**What to produce**
The records that follow must be reproduced in full, exactly as written.

** Start of Supplied material **

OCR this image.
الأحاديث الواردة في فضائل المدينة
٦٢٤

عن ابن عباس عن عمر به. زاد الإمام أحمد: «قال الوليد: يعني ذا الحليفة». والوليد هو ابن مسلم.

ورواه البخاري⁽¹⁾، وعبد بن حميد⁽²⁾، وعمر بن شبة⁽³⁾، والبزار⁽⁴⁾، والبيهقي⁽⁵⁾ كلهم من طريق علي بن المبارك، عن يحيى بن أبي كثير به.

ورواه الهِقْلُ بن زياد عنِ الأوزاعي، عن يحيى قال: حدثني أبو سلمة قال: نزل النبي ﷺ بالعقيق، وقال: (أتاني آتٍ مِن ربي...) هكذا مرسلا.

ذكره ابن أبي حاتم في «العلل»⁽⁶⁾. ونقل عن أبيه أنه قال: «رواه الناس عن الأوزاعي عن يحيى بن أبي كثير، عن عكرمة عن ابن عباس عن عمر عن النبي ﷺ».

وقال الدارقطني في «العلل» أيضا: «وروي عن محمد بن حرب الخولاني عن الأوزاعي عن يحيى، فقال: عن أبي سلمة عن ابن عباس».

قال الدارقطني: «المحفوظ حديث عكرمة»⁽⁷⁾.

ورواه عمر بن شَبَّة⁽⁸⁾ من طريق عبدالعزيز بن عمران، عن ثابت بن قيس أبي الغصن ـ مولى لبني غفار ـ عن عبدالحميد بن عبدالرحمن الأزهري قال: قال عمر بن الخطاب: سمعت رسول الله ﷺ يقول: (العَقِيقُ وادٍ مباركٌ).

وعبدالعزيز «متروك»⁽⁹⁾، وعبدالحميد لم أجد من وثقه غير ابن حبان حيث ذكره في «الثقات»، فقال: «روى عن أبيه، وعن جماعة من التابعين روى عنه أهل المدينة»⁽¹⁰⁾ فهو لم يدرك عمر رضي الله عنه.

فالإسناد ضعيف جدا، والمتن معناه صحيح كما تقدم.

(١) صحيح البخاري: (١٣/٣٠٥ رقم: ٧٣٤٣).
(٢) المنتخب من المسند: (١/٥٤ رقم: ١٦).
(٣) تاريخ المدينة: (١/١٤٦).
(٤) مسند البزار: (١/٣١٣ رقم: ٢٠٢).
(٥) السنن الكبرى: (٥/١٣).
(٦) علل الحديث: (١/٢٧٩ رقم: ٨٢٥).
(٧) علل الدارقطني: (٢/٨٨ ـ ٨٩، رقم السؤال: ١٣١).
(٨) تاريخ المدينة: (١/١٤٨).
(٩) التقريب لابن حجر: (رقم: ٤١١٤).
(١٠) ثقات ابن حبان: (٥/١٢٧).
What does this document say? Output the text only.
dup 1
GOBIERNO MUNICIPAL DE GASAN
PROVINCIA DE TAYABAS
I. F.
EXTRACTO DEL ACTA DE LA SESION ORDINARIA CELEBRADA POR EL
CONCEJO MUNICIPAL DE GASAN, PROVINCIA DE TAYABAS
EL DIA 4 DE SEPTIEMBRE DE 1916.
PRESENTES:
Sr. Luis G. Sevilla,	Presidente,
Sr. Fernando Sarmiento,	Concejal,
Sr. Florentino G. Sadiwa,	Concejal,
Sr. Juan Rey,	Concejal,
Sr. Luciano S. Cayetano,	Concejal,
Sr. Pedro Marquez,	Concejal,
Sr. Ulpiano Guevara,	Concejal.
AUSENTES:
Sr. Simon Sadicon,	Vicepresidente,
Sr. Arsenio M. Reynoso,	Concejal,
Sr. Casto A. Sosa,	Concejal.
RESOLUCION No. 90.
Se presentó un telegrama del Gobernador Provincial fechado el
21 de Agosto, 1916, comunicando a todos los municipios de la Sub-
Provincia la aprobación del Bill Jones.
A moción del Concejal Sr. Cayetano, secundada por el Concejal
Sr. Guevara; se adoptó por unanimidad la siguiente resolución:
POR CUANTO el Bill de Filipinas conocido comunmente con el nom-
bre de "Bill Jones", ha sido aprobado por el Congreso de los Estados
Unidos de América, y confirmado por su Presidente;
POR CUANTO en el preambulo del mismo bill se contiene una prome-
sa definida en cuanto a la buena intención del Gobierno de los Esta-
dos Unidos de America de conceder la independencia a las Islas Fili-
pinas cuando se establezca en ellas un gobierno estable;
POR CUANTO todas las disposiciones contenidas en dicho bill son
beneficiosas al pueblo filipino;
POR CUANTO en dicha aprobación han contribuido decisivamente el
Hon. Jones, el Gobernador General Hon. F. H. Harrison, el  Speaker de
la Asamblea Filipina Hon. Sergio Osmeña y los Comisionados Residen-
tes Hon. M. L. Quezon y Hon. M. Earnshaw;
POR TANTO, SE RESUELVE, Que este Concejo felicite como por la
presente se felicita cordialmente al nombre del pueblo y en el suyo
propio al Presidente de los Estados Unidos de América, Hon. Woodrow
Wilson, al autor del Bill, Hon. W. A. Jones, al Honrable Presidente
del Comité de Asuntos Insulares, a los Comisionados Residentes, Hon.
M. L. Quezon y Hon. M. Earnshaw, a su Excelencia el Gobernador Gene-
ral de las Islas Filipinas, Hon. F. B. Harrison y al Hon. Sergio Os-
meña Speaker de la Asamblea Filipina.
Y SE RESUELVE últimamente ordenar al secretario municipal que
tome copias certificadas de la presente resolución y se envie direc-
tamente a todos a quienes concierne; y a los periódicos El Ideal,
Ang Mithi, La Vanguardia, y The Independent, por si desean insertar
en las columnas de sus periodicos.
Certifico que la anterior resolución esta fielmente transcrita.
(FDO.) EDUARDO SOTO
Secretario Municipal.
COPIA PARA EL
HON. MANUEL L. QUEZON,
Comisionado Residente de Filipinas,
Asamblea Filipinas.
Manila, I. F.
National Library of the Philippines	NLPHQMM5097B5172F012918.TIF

** End of Supplied material **

**Response**
OCR this image.
الأحاديث الواردة في فضائل المدينة
٦٢٤

عن ابن عباس عن عمر به. زاد الإمام أحمد: «قال الوليد: يعني ذا الحليفة». والوليد هو ابن مسلم.

ورواه البخاري⁽¹⁾، وعبد بن حميد⁽²⁾، وعمر بن شبة⁽³⁾، والبزار⁽⁴⁾، والبيهقي⁽⁵⁾ كلهم من طريق علي بن المبارك، عن يحيى بن أبي كثير به.

ورواه الهِقْلُ بن زياد عنِ الأوزاعي، عن يحيى قال: حدثني أبو سلمة قال: نزل النبي ﷺ بالعقيق، وقال: (أتاني آتٍ مِن ربي...) هكذا مرسلا.

ذكره ابن أبي حاتم في «العلل»⁽⁶⁾. ونقل عن أبيه أنه قال: «رواه الناس عن الأوزاعي عن يحيى بن أبي كثير، عن عكرمة عن ابن عباس عن عمر عن النبي ﷺ».

وقال الدارقطني في «العلل» أيضا: «وروي عن محمد بن حرب الخولاني عن الأوزاعي عن يحيى، فقال: عن أبي سلمة عن ابن عباس».

قال الدارقطني: «المحفوظ حديث عكرمة»⁽⁷⁾.

ورواه عمر بن شَبَّة⁽⁸⁾ من طريق عبدالعزيز بن عمران، عن ثابت بن قيس أبي الغصن ـ مولى لبني غفار ـ عن عبدالحميد بن عبدالرحمن الأزهري قال: قال عمر بن الخطاب: سمعت رسول الله ﷺ يقول: (العَقِيقُ وادٍ مباركٌ).

وعبدالعزيز «متروك»⁽⁹⁾، وعبدالحميد لم أجد من وثقه غير ابن حبان حيث ذكره في «الثقات»، فقال: «روى عن أبيه، وعن جماعة من التابعين روى عنه أهل المدينة»⁽¹⁰⁾ فهو لم يدرك عمر رضي الله عنه.

فالإسناد ضعيف جدا، والمتن معناه صحيح كما تقدم.

(١) صحيح البخاري: (١٣/٣٠٥ رقم: ٧٣٤٣).
(٢) المنتخب من المسند: (١/٥٤ رقم: ١٦).
(٣) تاريخ المدينة: (١/١٤٦).
(٤) مسند البزار: (١/٣١٣ رقم: ٢٠٢).
(٥) السنن الكبرى: (٥/١٣).
(٦) علل الحديث: (١/٢٧٩ رقم: ٨٢٥).
(٧) علل الدارقطني: (٢/٨٨ ـ ٨٩، رقم السؤال: ١٣١).
(٨) تاريخ المدينة: (١/١٤٨).
(٩) التقريب لابن حجر: (رقم: ٤١١٤).
(١٠) ثقات ابن حبان: (٥/١٢٧).
What does this document say? Output the text only.
dup 1
GOBIERNO MUNICIPAL DE GASAN
PROVINCIA DE TAYABAS
I. F.
EXTRACTO DEL ACTA DE LA SESION ORDINARIA CELEBRADA POR EL
CONCEJO MUNICIPAL DE GASAN, PROVINCIA DE TAYABAS
EL DIA 4 DE SEPTIEMBRE DE 1916.
PRESENTES:
Sr. Luis G. Sevilla,	Presidente,
Sr. Fernando Sarmiento,	Concejal,
Sr. Florentino G. Sadiwa,	Concejal,
Sr. Juan Rey,	Concejal,
Sr. Luciano S. Cayetano,	Concejal,
Sr. Pedro Marquez,	Concejal,
Sr. Ulpiano Guevara,	Concejal.
AUSENTES:
Sr. Simon Sadicon,	Vicepresidente,
Sr. Arsenio M. Reynoso,	Concejal,
Sr. Casto A. Sosa,	Concejal.
RESOLUCION No. 90.
Se presentó un telegrama del Gobernador Provincial fechado el
21 de Agosto, 1916, comunicando a todos los municipios de la Sub-
Provincia la aprobación del Bill Jones.
A moción del Concejal Sr. Cayetano, secundada por el Concejal
Sr. Guevara; se adoptó por unanimidad la siguiente resolución:
POR CUANTO el Bill de Filipinas conocido comunmente con el nom-
bre de "Bill Jones", ha sido aprobado por el Congreso de los Estados
Unidos de América, y confirmado por su Presidente;
POR CUANTO en el preambulo del mismo bill se contiene una prome-
sa definida en cuanto a la buena intención del Gobierno de los Esta-
dos Unidos de America de conceder la independencia a las Islas Fili-
pinas cuando se establezca en ellas un gobierno estable;
POR CUANTO todas las disposiciones contenidas en dicho bill son
beneficiosas al pueblo filipino;
POR CUANTO en dicha aprobación han contribuido decisivamente el
Hon. Jones, el Gobernador General Hon. F. H. Harrison, el  Speaker de
la Asamblea Filipina Hon. Sergio Osmeña y los Comisionados Residen-
tes Hon. M. L. Quezon y Hon. M. Earnshaw;
POR TANTO, SE RESUELVE, Que este Concejo felicite como por la
presente se felicita cordialmente al nombre del pueblo y en el suyo
propio al Presidente de los Estados Unidos de América, Hon. Woodrow
Wilson, al autor del Bill, Hon. W. A. Jones, al Honrable Presidente
del Comité de Asuntos Insulares, a los Comisionados Residentes, Hon.
M. L. Quezon y Hon. M. Earnshaw, a su Excelencia el Gobernador Gene-
ral de las Islas Filipinas, Hon. F. B. Harrison y al Hon. Sergio Os-
meña Speaker de la Asamblea Filipina.
Y SE RESUELVE últimamente ordenar al secretario municipal que
tome copias certificadas de la presente resolución y se envie direc-
tamente a todos a quienes concierne; y a los periódicos El Ideal,
Ang Mithi, La Vanguardia, y The Independent, por si desean insertar
en las columnas de sus periodicos.
Certifico que la anterior resolución esta fielmente transcrita.
(FDO.) EDUARDO SOTO
Secretario Municipal.
COPIA PARA EL
HON. MANUEL L. QUEZON,
Comisionado Residente de Filipinas,
Asamblea Filipinas.
Manila, I. F.
National Library of the Philippines	NLPHQMM5097B5172F012918.TIF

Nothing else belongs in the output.